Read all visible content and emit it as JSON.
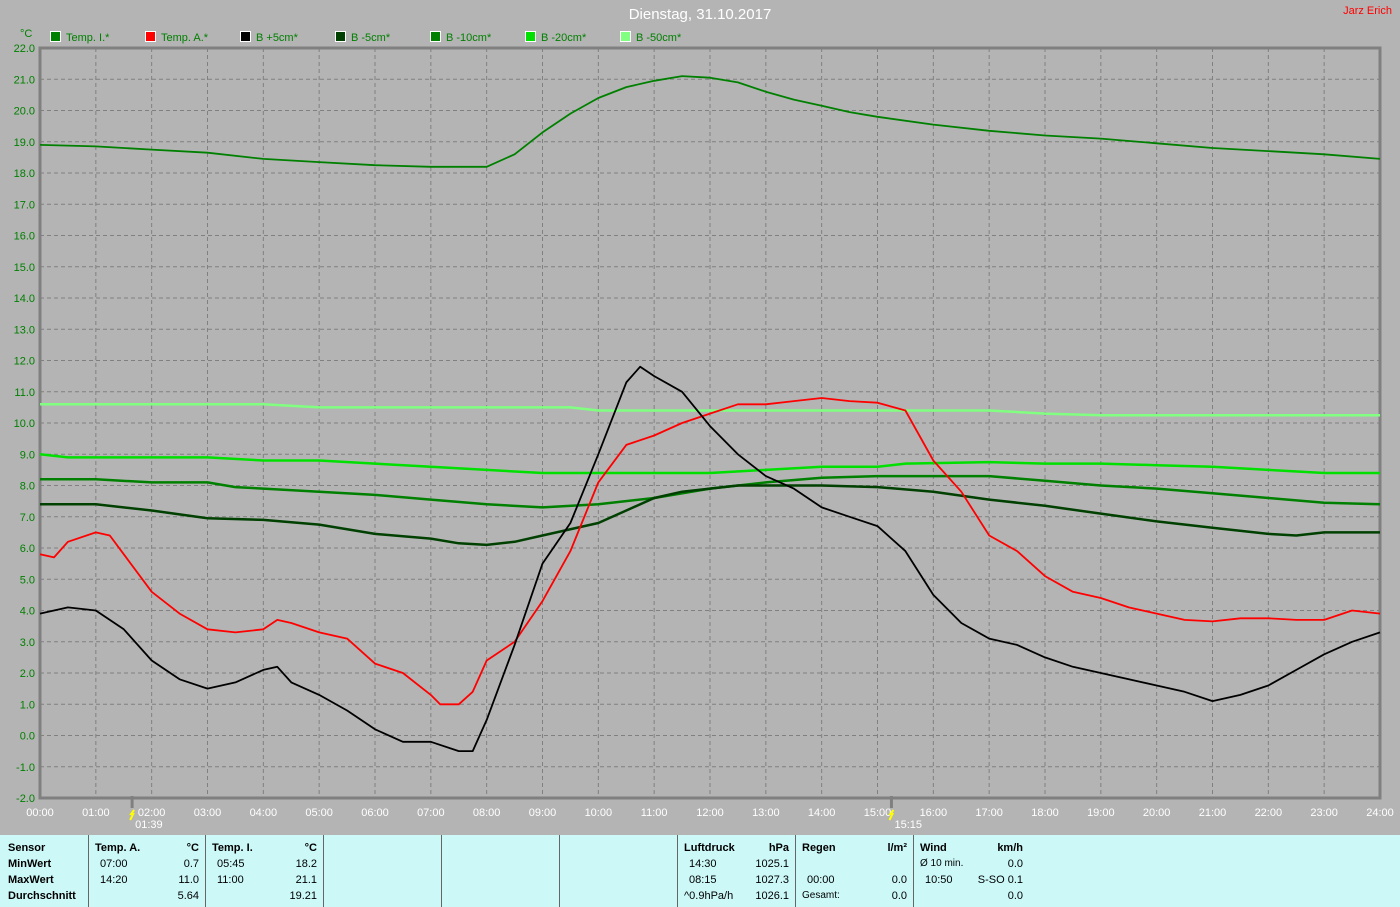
{
  "title": "Dienstag, 31.10.2017",
  "author": "Jarz Erich",
  "chart_data": {
    "type": "line",
    "ylabel": "°C",
    "ylim": [
      -2,
      22
    ],
    "xlim": [
      "00:00",
      "24:00"
    ],
    "grid": true,
    "legend_placement": "top-left",
    "yticks": [
      "22.0",
      "21.0",
      "20.0",
      "19.0",
      "18.0",
      "17.0",
      "16.0",
      "15.0",
      "14.0",
      "13.0",
      "12.0",
      "11.0",
      "10.0",
      "9.0",
      "8.0",
      "7.0",
      "6.0",
      "5.0",
      "4.0",
      "3.0",
      "2.0",
      "1.0",
      "0.0",
      "-1.0",
      "-2.0"
    ],
    "xticks": [
      "00:00",
      "01:00",
      "02:00",
      "03:00",
      "04:00",
      "05:00",
      "06:00",
      "07:00",
      "08:00",
      "09:00",
      "10:00",
      "11:00",
      "12:00",
      "13:00",
      "14:00",
      "15:00",
      "16:00",
      "17:00",
      "18:00",
      "19:00",
      "20:00",
      "21:00",
      "22:00",
      "23:00",
      "24:00"
    ],
    "markers": [
      {
        "icon": "sunrise-icon",
        "label": "01:39"
      },
      {
        "icon": "sunset-icon",
        "label": "15:15"
      }
    ],
    "series": [
      {
        "name": "Temp. I.*",
        "color": "#008000",
        "points": [
          [
            "00:00",
            18.9
          ],
          [
            "01:00",
            18.85
          ],
          [
            "02:00",
            18.75
          ],
          [
            "03:00",
            18.65
          ],
          [
            "04:00",
            18.45
          ],
          [
            "05:00",
            18.35
          ],
          [
            "06:00",
            18.25
          ],
          [
            "07:00",
            18.2
          ],
          [
            "08:00",
            18.2
          ],
          [
            "08:30",
            18.6
          ],
          [
            "09:00",
            19.3
          ],
          [
            "09:30",
            19.9
          ],
          [
            "10:00",
            20.4
          ],
          [
            "10:30",
            20.75
          ],
          [
            "11:00",
            20.95
          ],
          [
            "11:30",
            21.1
          ],
          [
            "12:00",
            21.05
          ],
          [
            "12:30",
            20.9
          ],
          [
            "13:00",
            20.6
          ],
          [
            "13:30",
            20.35
          ],
          [
            "14:00",
            20.15
          ],
          [
            "14:30",
            19.95
          ],
          [
            "15:00",
            19.8
          ],
          [
            "16:00",
            19.55
          ],
          [
            "17:00",
            19.35
          ],
          [
            "18:00",
            19.2
          ],
          [
            "19:00",
            19.1
          ],
          [
            "20:00",
            18.95
          ],
          [
            "21:00",
            18.8
          ],
          [
            "22:00",
            18.7
          ],
          [
            "23:00",
            18.6
          ],
          [
            "24:00",
            18.45
          ]
        ]
      },
      {
        "name": "Temp. A.*",
        "color": "#ff0000",
        "points": [
          [
            "00:00",
            5.8
          ],
          [
            "00:15",
            5.7
          ],
          [
            "00:30",
            6.2
          ],
          [
            "01:00",
            6.5
          ],
          [
            "01:15",
            6.4
          ],
          [
            "01:30",
            5.8
          ],
          [
            "02:00",
            4.6
          ],
          [
            "02:30",
            3.9
          ],
          [
            "03:00",
            3.4
          ],
          [
            "03:30",
            3.3
          ],
          [
            "04:00",
            3.4
          ],
          [
            "04:15",
            3.7
          ],
          [
            "04:30",
            3.6
          ],
          [
            "05:00",
            3.3
          ],
          [
            "05:30",
            3.1
          ],
          [
            "06:00",
            2.3
          ],
          [
            "06:30",
            2.0
          ],
          [
            "07:00",
            1.3
          ],
          [
            "07:10",
            1.0
          ],
          [
            "07:30",
            1.0
          ],
          [
            "07:45",
            1.4
          ],
          [
            "08:00",
            2.4
          ],
          [
            "08:30",
            3.0
          ],
          [
            "09:00",
            4.3
          ],
          [
            "09:30",
            5.9
          ],
          [
            "10:00",
            8.1
          ],
          [
            "10:30",
            9.3
          ],
          [
            "11:00",
            9.6
          ],
          [
            "11:30",
            10.0
          ],
          [
            "12:00",
            10.3
          ],
          [
            "12:30",
            10.6
          ],
          [
            "13:00",
            10.6
          ],
          [
            "13:30",
            10.7
          ],
          [
            "14:00",
            10.8
          ],
          [
            "14:30",
            10.7
          ],
          [
            "15:00",
            10.65
          ],
          [
            "15:30",
            10.4
          ],
          [
            "16:00",
            8.8
          ],
          [
            "16:30",
            7.8
          ],
          [
            "17:00",
            6.4
          ],
          [
            "17:30",
            5.9
          ],
          [
            "18:00",
            5.1
          ],
          [
            "18:30",
            4.6
          ],
          [
            "19:00",
            4.4
          ],
          [
            "19:30",
            4.1
          ],
          [
            "20:00",
            3.9
          ],
          [
            "20:30",
            3.7
          ],
          [
            "21:00",
            3.65
          ],
          [
            "21:30",
            3.75
          ],
          [
            "22:00",
            3.75
          ],
          [
            "22:30",
            3.7
          ],
          [
            "23:00",
            3.7
          ],
          [
            "23:30",
            4.0
          ],
          [
            "24:00",
            3.9
          ]
        ]
      },
      {
        "name": "B +5cm*",
        "color": "#000000",
        "points": [
          [
            "00:00",
            3.9
          ],
          [
            "00:30",
            4.1
          ],
          [
            "01:00",
            4.0
          ],
          [
            "01:30",
            3.4
          ],
          [
            "02:00",
            2.4
          ],
          [
            "02:30",
            1.8
          ],
          [
            "03:00",
            1.5
          ],
          [
            "03:30",
            1.7
          ],
          [
            "04:00",
            2.1
          ],
          [
            "04:15",
            2.2
          ],
          [
            "04:30",
            1.7
          ],
          [
            "05:00",
            1.3
          ],
          [
            "05:30",
            0.8
          ],
          [
            "06:00",
            0.2
          ],
          [
            "06:30",
            -0.2
          ],
          [
            "07:00",
            -0.2
          ],
          [
            "07:30",
            -0.5
          ],
          [
            "07:45",
            -0.5
          ],
          [
            "08:00",
            0.5
          ],
          [
            "08:30",
            2.9
          ],
          [
            "09:00",
            5.5
          ],
          [
            "09:30",
            6.8
          ],
          [
            "10:00",
            9.0
          ],
          [
            "10:30",
            11.3
          ],
          [
            "10:45",
            11.8
          ],
          [
            "11:00",
            11.5
          ],
          [
            "11:30",
            11.0
          ],
          [
            "12:00",
            9.9
          ],
          [
            "12:30",
            9.0
          ],
          [
            "13:00",
            8.3
          ],
          [
            "13:30",
            7.9
          ],
          [
            "14:00",
            7.3
          ],
          [
            "14:30",
            7.0
          ],
          [
            "15:00",
            6.7
          ],
          [
            "15:30",
            5.9
          ],
          [
            "16:00",
            4.5
          ],
          [
            "16:30",
            3.6
          ],
          [
            "17:00",
            3.1
          ],
          [
            "17:30",
            2.9
          ],
          [
            "18:00",
            2.5
          ],
          [
            "18:30",
            2.2
          ],
          [
            "19:00",
            2.0
          ],
          [
            "19:30",
            1.8
          ],
          [
            "20:00",
            1.6
          ],
          [
            "20:30",
            1.4
          ],
          [
            "21:00",
            1.1
          ],
          [
            "21:30",
            1.3
          ],
          [
            "22:00",
            1.6
          ],
          [
            "22:30",
            2.1
          ],
          [
            "23:00",
            2.6
          ],
          [
            "23:30",
            3.0
          ],
          [
            "24:00",
            3.3
          ]
        ]
      },
      {
        "name": "B -5cm*",
        "color": "#004000",
        "points": [
          [
            "00:00",
            7.4
          ],
          [
            "01:00",
            7.4
          ],
          [
            "02:00",
            7.2
          ],
          [
            "03:00",
            6.95
          ],
          [
            "04:00",
            6.9
          ],
          [
            "05:00",
            6.75
          ],
          [
            "06:00",
            6.45
          ],
          [
            "07:00",
            6.3
          ],
          [
            "07:30",
            6.15
          ],
          [
            "08:00",
            6.1
          ],
          [
            "08:30",
            6.2
          ],
          [
            "09:00",
            6.4
          ],
          [
            "10:00",
            6.8
          ],
          [
            "10:30",
            7.2
          ],
          [
            "11:00",
            7.6
          ],
          [
            "11:30",
            7.8
          ],
          [
            "12:00",
            7.9
          ],
          [
            "12:30",
            8.0
          ],
          [
            "14:00",
            8.0
          ],
          [
            "15:00",
            7.95
          ],
          [
            "16:00",
            7.8
          ],
          [
            "17:00",
            7.55
          ],
          [
            "18:00",
            7.35
          ],
          [
            "19:00",
            7.1
          ],
          [
            "20:00",
            6.85
          ],
          [
            "21:00",
            6.65
          ],
          [
            "22:00",
            6.45
          ],
          [
            "22:30",
            6.4
          ],
          [
            "23:00",
            6.5
          ],
          [
            "24:00",
            6.5
          ]
        ]
      },
      {
        "name": "B -10cm*",
        "color": "#008000",
        "points": [
          [
            "00:00",
            8.2
          ],
          [
            "01:00",
            8.2
          ],
          [
            "02:00",
            8.1
          ],
          [
            "03:00",
            8.1
          ],
          [
            "03:30",
            7.95
          ],
          [
            "04:00",
            7.9
          ],
          [
            "05:00",
            7.8
          ],
          [
            "06:00",
            7.7
          ],
          [
            "07:00",
            7.55
          ],
          [
            "08:00",
            7.4
          ],
          [
            "09:00",
            7.3
          ],
          [
            "10:00",
            7.4
          ],
          [
            "11:00",
            7.6
          ],
          [
            "12:00",
            7.9
          ],
          [
            "13:00",
            8.1
          ],
          [
            "14:00",
            8.25
          ],
          [
            "15:00",
            8.3
          ],
          [
            "17:00",
            8.3
          ],
          [
            "18:00",
            8.15
          ],
          [
            "19:00",
            8.0
          ],
          [
            "20:00",
            7.9
          ],
          [
            "21:00",
            7.75
          ],
          [
            "22:00",
            7.6
          ],
          [
            "23:00",
            7.45
          ],
          [
            "24:00",
            7.4
          ]
        ]
      },
      {
        "name": "B -20cm*",
        "color": "#00e000",
        "points": [
          [
            "00:00",
            9.0
          ],
          [
            "00:30",
            8.9
          ],
          [
            "03:00",
            8.9
          ],
          [
            "04:00",
            8.8
          ],
          [
            "05:00",
            8.8
          ],
          [
            "06:00",
            8.7
          ],
          [
            "07:00",
            8.6
          ],
          [
            "08:00",
            8.5
          ],
          [
            "09:00",
            8.4
          ],
          [
            "12:00",
            8.4
          ],
          [
            "13:00",
            8.5
          ],
          [
            "14:00",
            8.6
          ],
          [
            "15:00",
            8.6
          ],
          [
            "15:30",
            8.7
          ],
          [
            "17:00",
            8.75
          ],
          [
            "18:00",
            8.7
          ],
          [
            "19:00",
            8.7
          ],
          [
            "20:00",
            8.65
          ],
          [
            "21:00",
            8.6
          ],
          [
            "22:00",
            8.5
          ],
          [
            "23:00",
            8.4
          ],
          [
            "24:00",
            8.4
          ]
        ]
      },
      {
        "name": "B -50cm*",
        "color": "#80ff80",
        "points": [
          [
            "00:00",
            10.6
          ],
          [
            "04:00",
            10.6
          ],
          [
            "05:00",
            10.5
          ],
          [
            "09:30",
            10.5
          ],
          [
            "10:00",
            10.4
          ],
          [
            "17:00",
            10.4
          ],
          [
            "18:00",
            10.3
          ],
          [
            "19:00",
            10.25
          ],
          [
            "24:00",
            10.25
          ]
        ]
      }
    ]
  },
  "table": {
    "sensor": {
      "header": "Sensor",
      "rows": [
        "MinWert",
        "MaxWert",
        "Durchschnitt"
      ]
    },
    "temp_a": {
      "header": "Temp. A.",
      "unit": "°C",
      "min_time": "07:00",
      "min": "0.7",
      "max_time": "14:20",
      "max": "11.0",
      "avg": "5.64"
    },
    "temp_i": {
      "header": "Temp. I.",
      "unit": "°C",
      "min_time": "05:45",
      "min": "18.2",
      "max_time": "11:00",
      "max": "21.1",
      "avg": "19.21"
    },
    "luftdruck": {
      "header": "Luftdruck",
      "unit": "hPa",
      "min_time": "14:30",
      "min": "1025.1",
      "max_time": "08:15",
      "max": "1027.3",
      "trend": "^0.9hPa/h",
      "avg": "1026.1"
    },
    "regen": {
      "header": "Regen",
      "unit": "l/m²",
      "time": "00:00",
      "value": "0.0",
      "total_label": "Gesamt:",
      "total": "0.0"
    },
    "wind": {
      "header": "Wind",
      "unit": "km/h",
      "avg_label": "Ø 10 min.",
      "avg": "0.0",
      "max_time": "10:50",
      "max": "S-SO 0.1",
      "last": "0.0"
    }
  }
}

# # # #

*BRIEF:*
Read through the entries and copy each line in which "color" appears.

*WORKED ANSWER:*
        "color": "#008000",
        "color": "#ff0000",
        "color": "#000000",
        "color": "#004000",
        "color": "#008000",
        "color": "#00e000",
        "color": "#80ff80",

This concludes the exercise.